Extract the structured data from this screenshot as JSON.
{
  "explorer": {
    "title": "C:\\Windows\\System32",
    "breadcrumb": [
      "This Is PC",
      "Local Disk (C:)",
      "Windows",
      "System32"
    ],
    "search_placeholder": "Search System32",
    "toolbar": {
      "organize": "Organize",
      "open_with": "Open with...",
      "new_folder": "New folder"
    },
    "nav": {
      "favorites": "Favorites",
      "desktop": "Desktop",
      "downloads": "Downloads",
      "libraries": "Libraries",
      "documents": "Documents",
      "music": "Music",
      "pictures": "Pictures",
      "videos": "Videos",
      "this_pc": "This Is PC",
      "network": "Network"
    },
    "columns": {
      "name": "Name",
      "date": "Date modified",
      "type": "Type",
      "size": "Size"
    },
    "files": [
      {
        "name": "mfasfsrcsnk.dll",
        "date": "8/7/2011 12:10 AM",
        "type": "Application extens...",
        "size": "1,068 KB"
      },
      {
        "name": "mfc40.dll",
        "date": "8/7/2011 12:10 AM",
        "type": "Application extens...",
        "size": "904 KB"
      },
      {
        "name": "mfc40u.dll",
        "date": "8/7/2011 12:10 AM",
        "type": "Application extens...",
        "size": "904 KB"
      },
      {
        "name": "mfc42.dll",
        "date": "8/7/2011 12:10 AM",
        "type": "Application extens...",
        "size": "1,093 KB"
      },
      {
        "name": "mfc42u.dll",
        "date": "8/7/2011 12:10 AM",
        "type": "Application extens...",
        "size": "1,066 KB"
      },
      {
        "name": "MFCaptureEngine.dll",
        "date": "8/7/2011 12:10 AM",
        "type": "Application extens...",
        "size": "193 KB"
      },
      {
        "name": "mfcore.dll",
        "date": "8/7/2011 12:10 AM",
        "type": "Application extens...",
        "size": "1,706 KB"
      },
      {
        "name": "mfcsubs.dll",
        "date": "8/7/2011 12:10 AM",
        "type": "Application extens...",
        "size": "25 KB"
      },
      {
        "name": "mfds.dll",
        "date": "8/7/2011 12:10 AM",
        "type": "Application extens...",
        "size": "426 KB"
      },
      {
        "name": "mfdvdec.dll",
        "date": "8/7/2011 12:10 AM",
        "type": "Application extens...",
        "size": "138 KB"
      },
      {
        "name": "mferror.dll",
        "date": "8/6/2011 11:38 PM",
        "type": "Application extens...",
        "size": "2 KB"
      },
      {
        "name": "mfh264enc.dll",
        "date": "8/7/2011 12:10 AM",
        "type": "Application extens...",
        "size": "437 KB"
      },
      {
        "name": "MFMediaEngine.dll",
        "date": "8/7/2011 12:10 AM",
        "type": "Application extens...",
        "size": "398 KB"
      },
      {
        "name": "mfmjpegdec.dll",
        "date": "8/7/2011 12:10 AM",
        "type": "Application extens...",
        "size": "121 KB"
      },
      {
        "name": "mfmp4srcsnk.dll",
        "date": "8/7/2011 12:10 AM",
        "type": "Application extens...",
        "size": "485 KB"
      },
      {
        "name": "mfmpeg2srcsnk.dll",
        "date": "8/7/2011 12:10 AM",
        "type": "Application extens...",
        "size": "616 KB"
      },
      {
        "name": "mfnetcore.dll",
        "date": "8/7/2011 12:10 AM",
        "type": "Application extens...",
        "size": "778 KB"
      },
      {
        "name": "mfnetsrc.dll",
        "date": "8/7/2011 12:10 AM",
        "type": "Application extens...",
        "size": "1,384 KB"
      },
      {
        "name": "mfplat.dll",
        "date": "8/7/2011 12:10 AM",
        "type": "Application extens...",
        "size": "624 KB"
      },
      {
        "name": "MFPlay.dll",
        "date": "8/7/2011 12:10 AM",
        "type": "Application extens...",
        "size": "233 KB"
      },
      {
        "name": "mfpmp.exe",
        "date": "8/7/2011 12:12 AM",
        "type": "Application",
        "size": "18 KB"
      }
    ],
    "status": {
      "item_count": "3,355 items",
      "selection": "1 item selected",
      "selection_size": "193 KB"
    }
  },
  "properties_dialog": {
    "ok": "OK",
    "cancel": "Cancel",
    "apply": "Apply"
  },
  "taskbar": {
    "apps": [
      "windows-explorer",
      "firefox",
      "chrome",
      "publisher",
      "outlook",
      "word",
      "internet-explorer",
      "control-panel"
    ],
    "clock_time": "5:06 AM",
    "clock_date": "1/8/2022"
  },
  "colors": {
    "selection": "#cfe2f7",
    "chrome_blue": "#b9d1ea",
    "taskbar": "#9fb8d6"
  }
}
********
Requirement
Retype every entry word for word.

Task response
Extract the structured data from this screenshot as JSON.
{
  "explorer": {
    "title": "C:\\Windows\\System32",
    "breadcrumb": [
      "This Is PC",
      "Local Disk (C:)",
      "Windows",
      "System32"
    ],
    "search_placeholder": "Search System32",
    "toolbar": {
      "organize": "Organize",
      "open_with": "Open with...",
      "new_folder": "New folder"
    },
    "nav": {
      "favorites": "Favorites",
      "desktop": "Desktop",
      "downloads": "Downloads",
      "libraries": "Libraries",
      "documents": "Documents",
      "music": "Music",
      "pictures": "Pictures",
      "videos": "Videos",
      "this_pc": "This Is PC",
      "network": "Network"
    },
    "columns": {
      "name": "Name",
      "date": "Date modified",
      "type": "Type",
      "size": "Size"
    },
    "files": [
      {
        "name": "mfasfsrcsnk.dll",
        "date": "8/7/2011 12:10 AM",
        "type": "Application extens...",
        "size": "1,068 KB"
      },
      {
        "name": "mfc40.dll",
        "date": "8/7/2011 12:10 AM",
        "type": "Application extens...",
        "size": "904 KB"
      },
      {
        "name": "mfc40u.dll",
        "date": "8/7/2011 12:10 AM",
        "type": "Application extens...",
        "size": "904 KB"
      },
      {
        "name": "mfc42.dll",
        "date": "8/7/2011 12:10 AM",
        "type": "Application extens...",
        "size": "1,093 KB"
      },
      {
        "name": "mfc42u.dll",
        "date": "8/7/2011 12:10 AM",
        "type": "Application extens...",
        "size": "1,066 KB"
      },
      {
        "name": "MFCaptureEngine.dll",
        "date": "8/7/2011 12:10 AM",
        "type": "Application extens...",
        "size": "193 KB"
      },
      {
        "name": "mfcore.dll",
        "date": "8/7/2011 12:10 AM",
        "type": "Application extens...",
        "size": "1,706 KB"
      },
      {
        "name": "mfcsubs.dll",
        "date": "8/7/2011 12:10 AM",
        "type": "Application extens...",
        "size": "25 KB"
      },
      {
        "name": "mfds.dll",
        "date": "8/7/2011 12:10 AM",
        "type": "Application extens...",
        "size": "426 KB"
      },
      {
        "name": "mfdvdec.dll",
        "date": "8/7/2011 12:10 AM",
        "type": "Application extens...",
        "size": "138 KB"
      },
      {
        "name": "mferror.dll",
        "date": "8/6/2011 11:38 PM",
        "type": "Application extens...",
        "size": "2 KB"
      },
      {
        "name": "mfh264enc.dll",
        "date": "8/7/2011 12:10 AM",
        "type": "Application extens...",
        "size": "437 KB"
      },
      {
        "name": "MFMediaEngine.dll",
        "date": "8/7/2011 12:10 AM",
        "type": "Application extens...",
        "size": "398 KB"
      },
      {
        "name": "mfmjpegdec.dll",
        "date": "8/7/2011 12:10 AM",
        "type": "Application extens...",
        "size": "121 KB"
      },
      {
        "name": "mfmp4srcsnk.dll",
        "date": "8/7/2011 12:10 AM",
        "type": "Application extens...",
        "size": "485 KB"
      },
      {
        "name": "mfmpeg2srcsnk.dll",
        "date": "8/7/2011 12:10 AM",
        "type": "Application extens...",
        "size": "616 KB"
      },
      {
        "name": "mfnetcore.dll",
        "date": "8/7/2011 12:10 AM",
        "type": "Application extens...",
        "size": "778 KB"
      },
      {
        "name": "mfnetsrc.dll",
        "date": "8/7/2011 12:10 AM",
        "type": "Application extens...",
        "size": "1,384 KB"
      },
      {
        "name": "mfplat.dll",
        "date": "8/7/2011 12:10 AM",
        "type": "Application extens...",
        "size": "624 KB"
      },
      {
        "name": "MFPlay.dll",
        "date": "8/7/2011 12:10 AM",
        "type": "Application extens...",
        "size": "233 KB"
      },
      {
        "name": "mfpmp.exe",
        "date": "8/7/2011 12:12 AM",
        "type": "Application",
        "size": "18 KB"
      }
    ],
    "status": {
      "item_count": "3,355 items",
      "selection": "1 item selected",
      "selection_size": "193 KB"
    }
  },
  "properties_dialog": {
    "ok": "OK",
    "cancel": "Cancel",
    "apply": "Apply"
  },
  "taskbar": {
    "apps": [
      "windows-explorer",
      "firefox",
      "chrome",
      "publisher",
      "outlook",
      "word",
      "internet-explorer",
      "control-panel"
    ],
    "clock_time": "5:06 AM",
    "clock_date": "1/8/2022"
  },
  "colors": {
    "selection": "#cfe2f7",
    "chrome_blue": "#b9d1ea",
    "taskbar": "#9fb8d6"
  }
}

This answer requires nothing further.